### REQUIREMENTS
Scan the data that follows and count the lines with the string "side"; answer with the count alone.

— start GIVEN INFORMATION —

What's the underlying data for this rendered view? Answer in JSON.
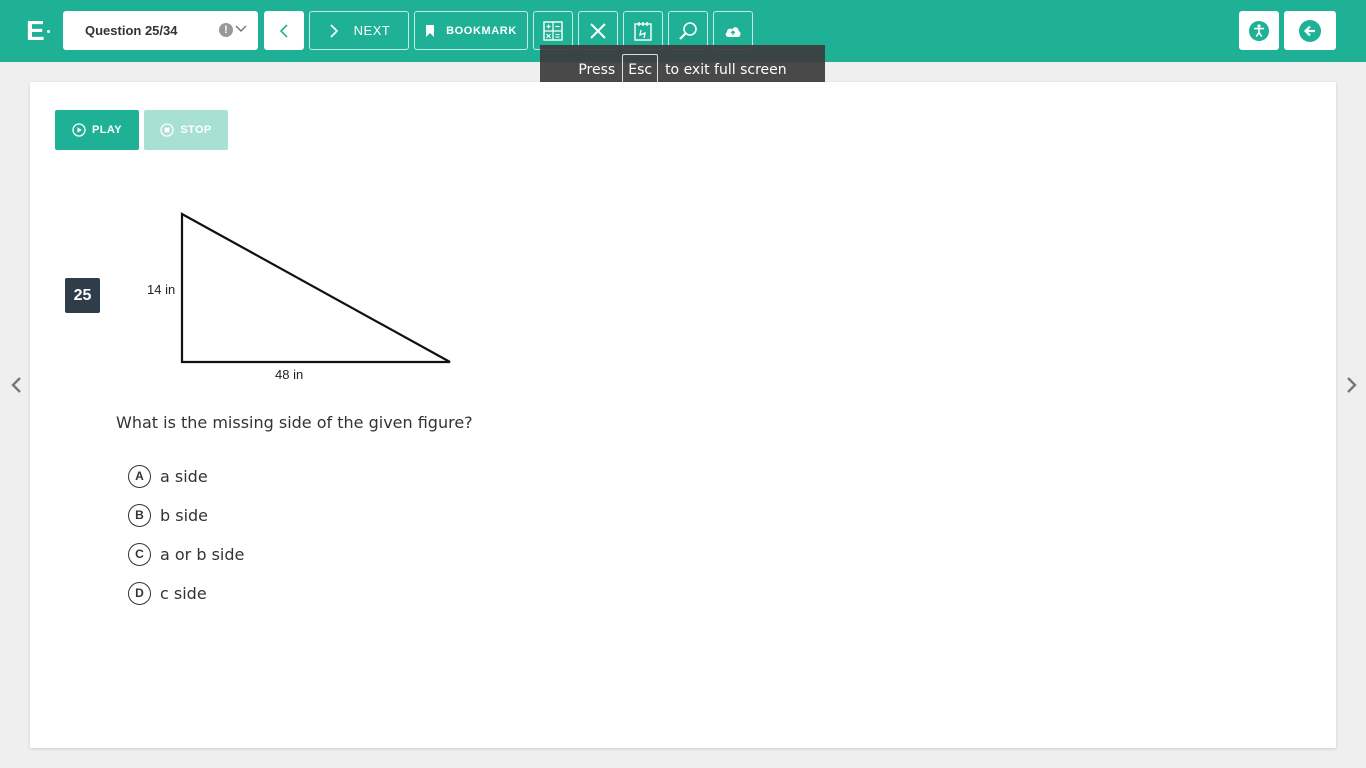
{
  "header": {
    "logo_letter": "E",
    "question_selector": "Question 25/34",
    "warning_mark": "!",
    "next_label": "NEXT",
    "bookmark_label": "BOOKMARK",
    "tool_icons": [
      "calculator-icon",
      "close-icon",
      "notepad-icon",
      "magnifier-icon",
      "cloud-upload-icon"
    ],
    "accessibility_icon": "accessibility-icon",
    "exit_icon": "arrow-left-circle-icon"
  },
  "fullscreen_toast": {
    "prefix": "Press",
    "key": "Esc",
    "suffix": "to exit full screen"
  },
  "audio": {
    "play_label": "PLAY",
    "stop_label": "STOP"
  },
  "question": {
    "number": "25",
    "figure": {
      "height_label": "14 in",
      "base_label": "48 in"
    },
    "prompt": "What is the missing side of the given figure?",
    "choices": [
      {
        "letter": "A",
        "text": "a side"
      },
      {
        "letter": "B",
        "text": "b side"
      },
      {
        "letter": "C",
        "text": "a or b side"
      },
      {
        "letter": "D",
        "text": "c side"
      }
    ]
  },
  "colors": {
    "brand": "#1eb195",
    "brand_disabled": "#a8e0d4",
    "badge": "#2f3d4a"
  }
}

— end GIVEN INFORMATION —
— start GIVEN INFORMATION —

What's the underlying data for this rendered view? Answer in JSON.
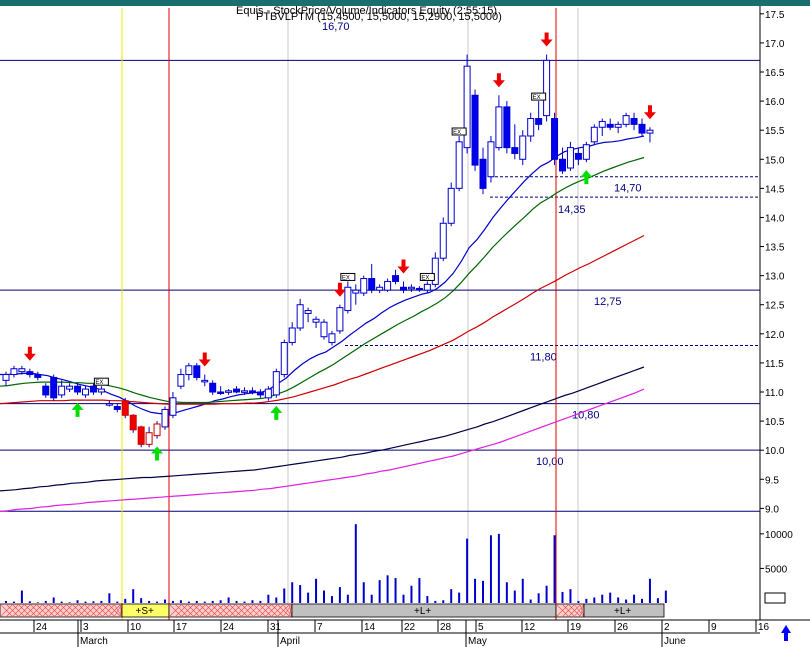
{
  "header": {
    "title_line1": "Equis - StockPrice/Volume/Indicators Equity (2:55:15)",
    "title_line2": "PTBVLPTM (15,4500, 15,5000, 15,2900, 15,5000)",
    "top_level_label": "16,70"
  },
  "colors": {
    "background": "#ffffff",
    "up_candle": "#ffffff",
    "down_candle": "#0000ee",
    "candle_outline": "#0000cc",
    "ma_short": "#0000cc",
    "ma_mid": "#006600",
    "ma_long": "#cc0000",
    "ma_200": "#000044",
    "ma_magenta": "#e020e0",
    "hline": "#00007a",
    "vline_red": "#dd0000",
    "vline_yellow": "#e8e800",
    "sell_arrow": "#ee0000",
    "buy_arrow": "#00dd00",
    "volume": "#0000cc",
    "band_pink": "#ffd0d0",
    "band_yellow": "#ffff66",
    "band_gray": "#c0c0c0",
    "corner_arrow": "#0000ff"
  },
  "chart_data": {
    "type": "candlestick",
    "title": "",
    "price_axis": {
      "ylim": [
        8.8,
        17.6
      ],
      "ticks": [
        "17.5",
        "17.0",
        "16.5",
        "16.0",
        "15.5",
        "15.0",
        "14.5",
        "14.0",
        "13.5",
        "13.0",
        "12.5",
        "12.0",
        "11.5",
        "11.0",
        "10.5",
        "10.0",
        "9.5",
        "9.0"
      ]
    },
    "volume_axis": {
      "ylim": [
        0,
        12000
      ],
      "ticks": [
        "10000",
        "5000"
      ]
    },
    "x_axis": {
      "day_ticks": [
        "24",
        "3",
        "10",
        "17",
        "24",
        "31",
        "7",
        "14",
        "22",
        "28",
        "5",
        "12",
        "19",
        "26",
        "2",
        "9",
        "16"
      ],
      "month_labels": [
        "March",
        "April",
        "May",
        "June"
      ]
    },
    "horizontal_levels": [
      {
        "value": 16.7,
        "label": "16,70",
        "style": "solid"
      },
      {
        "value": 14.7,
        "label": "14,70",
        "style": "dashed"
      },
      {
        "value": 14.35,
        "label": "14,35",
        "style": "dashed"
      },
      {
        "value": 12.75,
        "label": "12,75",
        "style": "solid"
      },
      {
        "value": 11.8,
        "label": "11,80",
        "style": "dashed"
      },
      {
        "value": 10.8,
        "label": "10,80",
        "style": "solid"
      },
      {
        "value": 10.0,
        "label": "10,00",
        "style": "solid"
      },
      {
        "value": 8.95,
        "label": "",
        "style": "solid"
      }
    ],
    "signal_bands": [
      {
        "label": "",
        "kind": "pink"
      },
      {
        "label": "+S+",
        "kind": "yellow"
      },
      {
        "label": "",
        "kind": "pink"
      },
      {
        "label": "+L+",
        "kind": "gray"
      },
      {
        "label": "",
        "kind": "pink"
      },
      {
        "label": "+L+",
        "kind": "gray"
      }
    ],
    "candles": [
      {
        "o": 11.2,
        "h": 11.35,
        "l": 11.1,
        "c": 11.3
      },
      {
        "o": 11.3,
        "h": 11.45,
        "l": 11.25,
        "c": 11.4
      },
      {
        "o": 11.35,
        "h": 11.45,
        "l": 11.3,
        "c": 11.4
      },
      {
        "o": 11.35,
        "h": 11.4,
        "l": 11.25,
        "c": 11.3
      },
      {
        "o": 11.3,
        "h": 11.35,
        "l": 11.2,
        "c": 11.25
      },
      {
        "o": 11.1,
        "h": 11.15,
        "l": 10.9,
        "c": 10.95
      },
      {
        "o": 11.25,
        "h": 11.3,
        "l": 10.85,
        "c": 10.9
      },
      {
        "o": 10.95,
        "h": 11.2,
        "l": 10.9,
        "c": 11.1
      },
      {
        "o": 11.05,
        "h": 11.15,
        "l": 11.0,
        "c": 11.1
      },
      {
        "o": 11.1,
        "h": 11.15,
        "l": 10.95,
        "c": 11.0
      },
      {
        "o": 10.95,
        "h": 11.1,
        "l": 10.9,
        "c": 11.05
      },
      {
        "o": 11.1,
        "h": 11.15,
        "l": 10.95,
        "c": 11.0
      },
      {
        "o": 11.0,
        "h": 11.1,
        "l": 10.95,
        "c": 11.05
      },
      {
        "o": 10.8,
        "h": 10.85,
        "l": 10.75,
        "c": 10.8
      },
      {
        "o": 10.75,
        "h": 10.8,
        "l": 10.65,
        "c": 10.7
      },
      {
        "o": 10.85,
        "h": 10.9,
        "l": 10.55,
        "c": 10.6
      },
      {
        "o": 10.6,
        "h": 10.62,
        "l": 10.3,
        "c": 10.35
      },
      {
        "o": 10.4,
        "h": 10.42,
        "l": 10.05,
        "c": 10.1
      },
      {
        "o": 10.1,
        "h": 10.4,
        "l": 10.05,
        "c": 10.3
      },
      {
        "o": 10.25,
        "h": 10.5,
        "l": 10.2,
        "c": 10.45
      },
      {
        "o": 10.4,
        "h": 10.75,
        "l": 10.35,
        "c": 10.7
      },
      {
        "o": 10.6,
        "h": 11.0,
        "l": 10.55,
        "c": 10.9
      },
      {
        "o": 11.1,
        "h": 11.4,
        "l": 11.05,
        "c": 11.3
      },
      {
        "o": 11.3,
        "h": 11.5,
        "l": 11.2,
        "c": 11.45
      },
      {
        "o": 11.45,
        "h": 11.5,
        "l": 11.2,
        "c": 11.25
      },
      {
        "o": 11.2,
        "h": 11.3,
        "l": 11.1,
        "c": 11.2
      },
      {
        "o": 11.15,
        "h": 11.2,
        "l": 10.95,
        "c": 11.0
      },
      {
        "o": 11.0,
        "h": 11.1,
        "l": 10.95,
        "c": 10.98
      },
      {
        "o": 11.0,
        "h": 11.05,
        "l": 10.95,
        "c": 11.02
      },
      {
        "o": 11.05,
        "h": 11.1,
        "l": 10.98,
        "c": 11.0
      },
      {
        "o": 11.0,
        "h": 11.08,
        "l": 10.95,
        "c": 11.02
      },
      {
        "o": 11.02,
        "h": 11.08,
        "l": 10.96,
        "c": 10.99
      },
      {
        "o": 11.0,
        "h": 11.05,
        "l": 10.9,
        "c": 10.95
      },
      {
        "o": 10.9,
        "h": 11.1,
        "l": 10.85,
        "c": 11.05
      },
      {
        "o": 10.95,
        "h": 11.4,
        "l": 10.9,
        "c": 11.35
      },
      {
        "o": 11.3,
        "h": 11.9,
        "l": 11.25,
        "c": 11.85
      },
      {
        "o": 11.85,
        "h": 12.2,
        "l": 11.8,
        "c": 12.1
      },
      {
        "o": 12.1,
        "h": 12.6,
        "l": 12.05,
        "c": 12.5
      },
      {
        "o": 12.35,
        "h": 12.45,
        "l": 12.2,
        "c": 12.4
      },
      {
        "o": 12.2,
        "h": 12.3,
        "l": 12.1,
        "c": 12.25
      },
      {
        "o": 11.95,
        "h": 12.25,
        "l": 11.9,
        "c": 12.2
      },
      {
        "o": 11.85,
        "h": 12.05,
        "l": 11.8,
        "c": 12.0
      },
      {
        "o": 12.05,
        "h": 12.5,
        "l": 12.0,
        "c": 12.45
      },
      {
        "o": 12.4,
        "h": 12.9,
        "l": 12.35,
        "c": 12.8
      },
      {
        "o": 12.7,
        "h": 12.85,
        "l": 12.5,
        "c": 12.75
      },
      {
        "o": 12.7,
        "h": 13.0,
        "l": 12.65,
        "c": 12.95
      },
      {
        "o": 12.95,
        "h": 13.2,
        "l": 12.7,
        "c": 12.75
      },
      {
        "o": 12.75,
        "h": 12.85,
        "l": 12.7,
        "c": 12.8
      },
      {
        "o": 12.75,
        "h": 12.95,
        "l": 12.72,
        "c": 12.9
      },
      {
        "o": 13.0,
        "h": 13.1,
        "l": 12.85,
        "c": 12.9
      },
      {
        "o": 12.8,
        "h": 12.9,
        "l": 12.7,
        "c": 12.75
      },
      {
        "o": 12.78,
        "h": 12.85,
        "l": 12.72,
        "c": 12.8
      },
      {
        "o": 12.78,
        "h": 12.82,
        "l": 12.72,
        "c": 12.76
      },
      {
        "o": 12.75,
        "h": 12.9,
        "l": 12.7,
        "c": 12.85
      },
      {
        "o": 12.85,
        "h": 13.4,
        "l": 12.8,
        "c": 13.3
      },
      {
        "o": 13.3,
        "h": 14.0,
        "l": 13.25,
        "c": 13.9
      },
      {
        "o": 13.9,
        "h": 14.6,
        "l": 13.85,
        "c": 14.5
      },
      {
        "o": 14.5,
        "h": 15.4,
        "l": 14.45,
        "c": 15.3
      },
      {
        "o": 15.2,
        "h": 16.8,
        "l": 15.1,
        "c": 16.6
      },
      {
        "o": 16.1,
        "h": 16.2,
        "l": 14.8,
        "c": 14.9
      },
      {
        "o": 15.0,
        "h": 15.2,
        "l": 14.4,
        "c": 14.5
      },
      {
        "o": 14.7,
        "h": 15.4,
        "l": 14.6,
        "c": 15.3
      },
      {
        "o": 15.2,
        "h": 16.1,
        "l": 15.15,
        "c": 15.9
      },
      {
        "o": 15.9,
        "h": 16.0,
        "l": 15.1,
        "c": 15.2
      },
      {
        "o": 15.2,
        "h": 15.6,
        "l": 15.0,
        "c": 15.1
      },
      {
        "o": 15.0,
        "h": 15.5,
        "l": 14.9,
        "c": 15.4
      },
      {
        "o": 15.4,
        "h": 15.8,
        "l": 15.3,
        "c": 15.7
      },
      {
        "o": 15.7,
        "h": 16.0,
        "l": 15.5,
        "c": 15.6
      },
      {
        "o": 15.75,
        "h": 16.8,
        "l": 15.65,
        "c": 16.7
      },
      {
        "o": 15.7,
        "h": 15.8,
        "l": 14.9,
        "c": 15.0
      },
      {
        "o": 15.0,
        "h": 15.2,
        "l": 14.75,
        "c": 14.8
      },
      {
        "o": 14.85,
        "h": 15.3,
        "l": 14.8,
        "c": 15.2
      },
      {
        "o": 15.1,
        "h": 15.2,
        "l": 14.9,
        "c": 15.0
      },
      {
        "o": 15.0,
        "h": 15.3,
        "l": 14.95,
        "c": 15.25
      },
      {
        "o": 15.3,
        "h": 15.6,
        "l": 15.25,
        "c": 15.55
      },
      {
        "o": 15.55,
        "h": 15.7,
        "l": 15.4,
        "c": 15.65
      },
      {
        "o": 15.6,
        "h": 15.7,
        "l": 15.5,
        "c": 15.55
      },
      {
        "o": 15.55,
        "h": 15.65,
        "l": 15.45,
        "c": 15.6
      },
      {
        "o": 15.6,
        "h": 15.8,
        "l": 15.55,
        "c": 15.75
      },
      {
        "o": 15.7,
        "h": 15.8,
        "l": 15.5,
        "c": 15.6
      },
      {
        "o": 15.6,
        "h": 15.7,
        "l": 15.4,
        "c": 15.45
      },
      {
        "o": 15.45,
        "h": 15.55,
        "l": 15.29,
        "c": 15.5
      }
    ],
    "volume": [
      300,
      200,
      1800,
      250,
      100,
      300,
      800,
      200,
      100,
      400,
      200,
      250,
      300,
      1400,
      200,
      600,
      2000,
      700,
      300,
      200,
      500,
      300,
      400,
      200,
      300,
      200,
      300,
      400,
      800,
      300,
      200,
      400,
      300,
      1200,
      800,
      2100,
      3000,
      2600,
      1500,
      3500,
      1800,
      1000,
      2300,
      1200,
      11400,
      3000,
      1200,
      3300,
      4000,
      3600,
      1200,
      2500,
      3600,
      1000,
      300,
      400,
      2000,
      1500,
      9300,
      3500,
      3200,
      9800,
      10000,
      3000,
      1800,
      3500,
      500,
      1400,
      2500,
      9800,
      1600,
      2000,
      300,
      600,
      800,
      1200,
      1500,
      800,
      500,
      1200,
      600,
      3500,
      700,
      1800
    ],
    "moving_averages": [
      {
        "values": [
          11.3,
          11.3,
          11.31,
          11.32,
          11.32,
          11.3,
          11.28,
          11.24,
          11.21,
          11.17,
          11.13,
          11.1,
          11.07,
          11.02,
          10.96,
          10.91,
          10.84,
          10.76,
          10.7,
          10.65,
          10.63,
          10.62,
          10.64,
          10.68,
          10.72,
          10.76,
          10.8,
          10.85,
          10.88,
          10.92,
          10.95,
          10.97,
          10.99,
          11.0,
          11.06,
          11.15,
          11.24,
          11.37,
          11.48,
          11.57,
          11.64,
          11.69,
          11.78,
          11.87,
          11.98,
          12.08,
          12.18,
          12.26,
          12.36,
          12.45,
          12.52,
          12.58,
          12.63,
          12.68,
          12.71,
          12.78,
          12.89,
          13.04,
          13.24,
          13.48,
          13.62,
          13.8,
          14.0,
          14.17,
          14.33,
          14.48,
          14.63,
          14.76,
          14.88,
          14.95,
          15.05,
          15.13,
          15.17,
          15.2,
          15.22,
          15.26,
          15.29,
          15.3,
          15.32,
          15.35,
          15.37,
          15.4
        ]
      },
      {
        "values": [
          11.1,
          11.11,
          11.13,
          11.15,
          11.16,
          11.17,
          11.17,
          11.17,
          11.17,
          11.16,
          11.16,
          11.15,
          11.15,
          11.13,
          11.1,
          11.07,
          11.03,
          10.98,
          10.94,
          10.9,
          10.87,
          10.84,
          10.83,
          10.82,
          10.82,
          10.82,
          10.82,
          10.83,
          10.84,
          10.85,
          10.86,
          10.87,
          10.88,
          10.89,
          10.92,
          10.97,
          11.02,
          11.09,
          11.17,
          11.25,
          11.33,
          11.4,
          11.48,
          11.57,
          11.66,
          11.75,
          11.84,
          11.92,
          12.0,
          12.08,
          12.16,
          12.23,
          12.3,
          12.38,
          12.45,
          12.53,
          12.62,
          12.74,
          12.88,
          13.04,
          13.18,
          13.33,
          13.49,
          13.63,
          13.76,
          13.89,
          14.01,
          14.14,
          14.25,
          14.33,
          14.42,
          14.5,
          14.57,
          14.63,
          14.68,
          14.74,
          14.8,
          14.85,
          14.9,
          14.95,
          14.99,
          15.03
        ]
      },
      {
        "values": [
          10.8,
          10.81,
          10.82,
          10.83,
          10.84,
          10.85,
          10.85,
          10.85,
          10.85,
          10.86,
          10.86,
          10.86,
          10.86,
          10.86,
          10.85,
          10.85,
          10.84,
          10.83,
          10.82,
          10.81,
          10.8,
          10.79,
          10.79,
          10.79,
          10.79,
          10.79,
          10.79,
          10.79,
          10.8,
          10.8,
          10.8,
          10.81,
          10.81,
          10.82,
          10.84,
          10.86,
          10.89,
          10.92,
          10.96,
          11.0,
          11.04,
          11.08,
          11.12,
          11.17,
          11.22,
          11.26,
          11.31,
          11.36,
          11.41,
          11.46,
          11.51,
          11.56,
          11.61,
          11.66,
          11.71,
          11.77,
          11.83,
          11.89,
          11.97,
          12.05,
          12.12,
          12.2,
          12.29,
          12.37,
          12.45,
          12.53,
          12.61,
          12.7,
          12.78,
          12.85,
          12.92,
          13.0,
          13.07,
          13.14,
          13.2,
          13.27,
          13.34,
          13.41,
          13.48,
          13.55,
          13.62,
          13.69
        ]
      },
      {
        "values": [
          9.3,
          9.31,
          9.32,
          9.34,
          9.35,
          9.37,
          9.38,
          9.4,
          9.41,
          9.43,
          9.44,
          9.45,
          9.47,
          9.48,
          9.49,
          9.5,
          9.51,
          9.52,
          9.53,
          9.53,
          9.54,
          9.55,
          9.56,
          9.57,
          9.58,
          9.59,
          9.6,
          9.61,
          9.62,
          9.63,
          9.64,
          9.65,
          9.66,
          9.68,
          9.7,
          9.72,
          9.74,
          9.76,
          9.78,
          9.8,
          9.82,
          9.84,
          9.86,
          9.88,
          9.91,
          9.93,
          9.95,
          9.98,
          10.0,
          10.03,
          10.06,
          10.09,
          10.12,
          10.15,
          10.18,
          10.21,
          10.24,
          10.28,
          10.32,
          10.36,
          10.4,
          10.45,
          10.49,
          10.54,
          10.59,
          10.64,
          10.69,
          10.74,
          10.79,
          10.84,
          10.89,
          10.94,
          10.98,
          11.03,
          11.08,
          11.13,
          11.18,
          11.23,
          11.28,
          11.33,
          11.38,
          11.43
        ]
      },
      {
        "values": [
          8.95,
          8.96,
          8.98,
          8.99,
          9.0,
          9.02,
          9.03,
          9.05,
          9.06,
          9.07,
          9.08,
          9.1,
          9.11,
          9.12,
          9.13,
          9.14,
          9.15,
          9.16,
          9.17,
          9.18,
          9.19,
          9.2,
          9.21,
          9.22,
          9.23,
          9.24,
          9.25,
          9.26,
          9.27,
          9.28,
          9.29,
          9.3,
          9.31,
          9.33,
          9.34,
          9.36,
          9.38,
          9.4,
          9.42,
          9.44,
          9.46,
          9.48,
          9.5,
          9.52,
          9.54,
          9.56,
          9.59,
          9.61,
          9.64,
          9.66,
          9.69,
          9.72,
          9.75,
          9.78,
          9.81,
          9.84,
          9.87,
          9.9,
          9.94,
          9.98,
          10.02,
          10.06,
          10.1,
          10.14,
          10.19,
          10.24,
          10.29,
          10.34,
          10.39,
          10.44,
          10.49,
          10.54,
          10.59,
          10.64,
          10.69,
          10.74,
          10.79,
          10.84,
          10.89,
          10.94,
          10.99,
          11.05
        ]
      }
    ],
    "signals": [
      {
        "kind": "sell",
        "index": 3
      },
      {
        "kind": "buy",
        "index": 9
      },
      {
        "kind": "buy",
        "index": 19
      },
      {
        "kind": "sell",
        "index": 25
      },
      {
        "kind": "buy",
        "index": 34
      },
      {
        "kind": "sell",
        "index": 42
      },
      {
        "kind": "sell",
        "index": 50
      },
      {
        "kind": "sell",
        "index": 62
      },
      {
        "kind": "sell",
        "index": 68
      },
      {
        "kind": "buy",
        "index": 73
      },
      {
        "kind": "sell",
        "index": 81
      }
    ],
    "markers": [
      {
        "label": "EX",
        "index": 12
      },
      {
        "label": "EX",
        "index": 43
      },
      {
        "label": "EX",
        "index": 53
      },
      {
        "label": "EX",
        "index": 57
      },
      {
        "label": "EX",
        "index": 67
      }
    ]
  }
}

— end GIVEN INFORMATION —

### EXERCISE RESULT
5